Problem details: Transcribe every line of the records verbatim.

Entries taken from a collection:
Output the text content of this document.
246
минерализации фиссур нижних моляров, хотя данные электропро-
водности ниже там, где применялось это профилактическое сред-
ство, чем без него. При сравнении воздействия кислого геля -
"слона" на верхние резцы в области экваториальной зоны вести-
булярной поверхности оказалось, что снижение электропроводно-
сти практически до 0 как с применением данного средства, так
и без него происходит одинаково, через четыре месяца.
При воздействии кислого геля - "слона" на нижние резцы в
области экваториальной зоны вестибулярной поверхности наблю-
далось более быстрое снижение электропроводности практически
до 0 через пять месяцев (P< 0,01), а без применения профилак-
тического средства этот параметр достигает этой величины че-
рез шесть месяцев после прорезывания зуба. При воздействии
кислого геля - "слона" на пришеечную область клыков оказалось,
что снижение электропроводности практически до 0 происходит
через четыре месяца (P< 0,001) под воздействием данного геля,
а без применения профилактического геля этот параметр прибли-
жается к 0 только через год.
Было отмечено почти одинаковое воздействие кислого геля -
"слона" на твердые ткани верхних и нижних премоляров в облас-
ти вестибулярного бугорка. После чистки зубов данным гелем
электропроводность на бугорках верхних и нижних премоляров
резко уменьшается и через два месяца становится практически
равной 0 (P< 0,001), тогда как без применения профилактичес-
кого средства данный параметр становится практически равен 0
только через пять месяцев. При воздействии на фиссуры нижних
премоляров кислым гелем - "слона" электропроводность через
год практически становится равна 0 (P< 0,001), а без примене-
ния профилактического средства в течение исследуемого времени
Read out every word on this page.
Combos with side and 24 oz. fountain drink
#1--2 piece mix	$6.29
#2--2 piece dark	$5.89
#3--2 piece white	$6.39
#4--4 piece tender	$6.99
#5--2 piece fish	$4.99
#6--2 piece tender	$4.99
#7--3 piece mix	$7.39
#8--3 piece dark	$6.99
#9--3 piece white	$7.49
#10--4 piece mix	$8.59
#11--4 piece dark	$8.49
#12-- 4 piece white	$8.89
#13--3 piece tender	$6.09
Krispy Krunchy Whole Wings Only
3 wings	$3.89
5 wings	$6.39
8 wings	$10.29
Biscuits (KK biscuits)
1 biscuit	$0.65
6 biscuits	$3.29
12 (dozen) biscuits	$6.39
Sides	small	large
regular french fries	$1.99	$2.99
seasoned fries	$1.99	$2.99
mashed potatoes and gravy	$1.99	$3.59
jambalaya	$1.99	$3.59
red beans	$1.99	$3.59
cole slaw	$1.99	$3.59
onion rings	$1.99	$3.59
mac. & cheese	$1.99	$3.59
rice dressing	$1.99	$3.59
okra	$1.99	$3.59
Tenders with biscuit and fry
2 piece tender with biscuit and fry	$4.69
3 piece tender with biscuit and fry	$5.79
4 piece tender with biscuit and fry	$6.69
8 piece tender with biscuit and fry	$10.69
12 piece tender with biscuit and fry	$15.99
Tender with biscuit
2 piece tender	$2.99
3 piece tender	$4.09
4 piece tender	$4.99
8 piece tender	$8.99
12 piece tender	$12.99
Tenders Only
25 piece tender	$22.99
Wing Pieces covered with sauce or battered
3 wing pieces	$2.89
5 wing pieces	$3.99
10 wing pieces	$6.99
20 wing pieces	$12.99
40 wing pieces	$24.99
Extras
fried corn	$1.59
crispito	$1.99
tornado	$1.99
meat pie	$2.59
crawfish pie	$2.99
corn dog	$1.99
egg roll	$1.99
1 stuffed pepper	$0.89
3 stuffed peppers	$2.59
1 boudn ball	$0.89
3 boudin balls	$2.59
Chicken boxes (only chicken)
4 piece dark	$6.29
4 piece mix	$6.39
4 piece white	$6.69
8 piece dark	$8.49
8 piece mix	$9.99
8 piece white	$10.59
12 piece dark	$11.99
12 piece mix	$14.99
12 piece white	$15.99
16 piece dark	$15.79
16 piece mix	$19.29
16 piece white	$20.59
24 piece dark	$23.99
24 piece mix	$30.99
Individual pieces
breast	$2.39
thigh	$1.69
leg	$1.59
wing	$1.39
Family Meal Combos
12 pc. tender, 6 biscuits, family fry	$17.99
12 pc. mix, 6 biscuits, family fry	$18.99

Exercise solution:
Output the text content of this document.
246
минерализации фиссур нижних моляров, хотя данные электропро-
водности ниже там, где применялось это профилактическое сред-
ство, чем без него. При сравнении воздействия кислого геля -
"слона" на верхние резцы в области экваториальной зоны вести-
булярной поверхности оказалось, что снижение электропроводно-
сти практически до 0 как с применением данного средства, так
и без него происходит одинаково, через четыре месяца.
При воздействии кислого геля - "слона" на нижние резцы в
области экваториальной зоны вестибулярной поверхности наблю-
далось более быстрое снижение электропроводности практически
до 0 через пять месяцев (P< 0,01), а без применения профилак-
тического средства этот параметр достигает этой величины че-
рез шесть месяцев после прорезывания зуба. При воздействии
кислого геля - "слона" на пришеечную область клыков оказалось,
что снижение электропроводности практически до 0 происходит
через четыре месяца (P< 0,001) под воздействием данного геля,
а без применения профилактического геля этот параметр прибли-
жается к 0 только через год.
Было отмечено почти одинаковое воздействие кислого геля -
"слона" на твердые ткани верхних и нижних премоляров в облас-
ти вестибулярного бугорка. После чистки зубов данным гелем
электропроводность на бугорках верхних и нижних премоляров
резко уменьшается и через два месяца становится практически
равной 0 (P< 0,001), тогда как без применения профилактичес-
кого средства данный параметр становится практически равен 0
только через пять месяцев. При воздействии на фиссуры нижних
премоляров кислым гелем - "слона" электропроводность через
год практически становится равна 0 (P< 0,001), а без примене-
ния профилактического средства в течение исследуемого времени
Read out every word on this page.
Combos with side and 24 oz. fountain drink
#1--2 piece mix	$6.29
#2--2 piece dark	$5.89
#3--2 piece white	$6.39
#4--4 piece tender	$6.99
#5--2 piece fish	$4.99
#6--2 piece tender	$4.99
#7--3 piece mix	$7.39
#8--3 piece dark	$6.99
#9--3 piece white	$7.49
#10--4 piece mix	$8.59
#11--4 piece dark	$8.49
#12-- 4 piece white	$8.89
#13--3 piece tender	$6.09
Krispy Krunchy Whole Wings Only
3 wings	$3.89
5 wings	$6.39
8 wings	$10.29
Biscuits (KK biscuits)
1 biscuit	$0.65
6 biscuits	$3.29
12 (dozen) biscuits	$6.39
Sides	small	large
regular french fries	$1.99	$2.99
seasoned fries	$1.99	$2.99
mashed potatoes and gravy	$1.99	$3.59
jambalaya	$1.99	$3.59
red beans	$1.99	$3.59
cole slaw	$1.99	$3.59
onion rings	$1.99	$3.59
mac. & cheese	$1.99	$3.59
rice dressing	$1.99	$3.59
okra	$1.99	$3.59
Tenders with biscuit and fry
2 piece tender with biscuit and fry	$4.69
3 piece tender with biscuit and fry	$5.79
4 piece tender with biscuit and fry	$6.69
8 piece tender with biscuit and fry	$10.69
12 piece tender with biscuit and fry	$15.99
Tender with biscuit
2 piece tender	$2.99
3 piece tender	$4.09
4 piece tender	$4.99
8 piece tender	$8.99
12 piece tender	$12.99
Tenders Only
25 piece tender	$22.99
Wing Pieces covered with sauce or battered
3 wing pieces	$2.89
5 wing pieces	$3.99
10 wing pieces	$6.99
20 wing pieces	$12.99
40 wing pieces	$24.99
Extras
fried corn	$1.59
crispito	$1.99
tornado	$1.99
meat pie	$2.59
crawfish pie	$2.99
corn dog	$1.99
egg roll	$1.99
1 stuffed pepper	$0.89
3 stuffed peppers	$2.59
1 boudn ball	$0.89
3 boudin balls	$2.59
Chicken boxes (only chicken)
4 piece dark	$6.29
4 piece mix	$6.39
4 piece white	$6.69
8 piece dark	$8.49
8 piece mix	$9.99
8 piece white	$10.59
12 piece dark	$11.99
12 piece mix	$14.99
12 piece white	$15.99
16 piece dark	$15.79
16 piece mix	$19.29
16 piece white	$20.59
24 piece dark	$23.99
24 piece mix	$30.99
Individual pieces
breast	$2.39
thigh	$1.69
leg	$1.59
wing	$1.39
Family Meal Combos
12 pc. tender, 6 biscuits, family fry	$17.99
12 pc. mix, 6 biscuits, family fry	$18.99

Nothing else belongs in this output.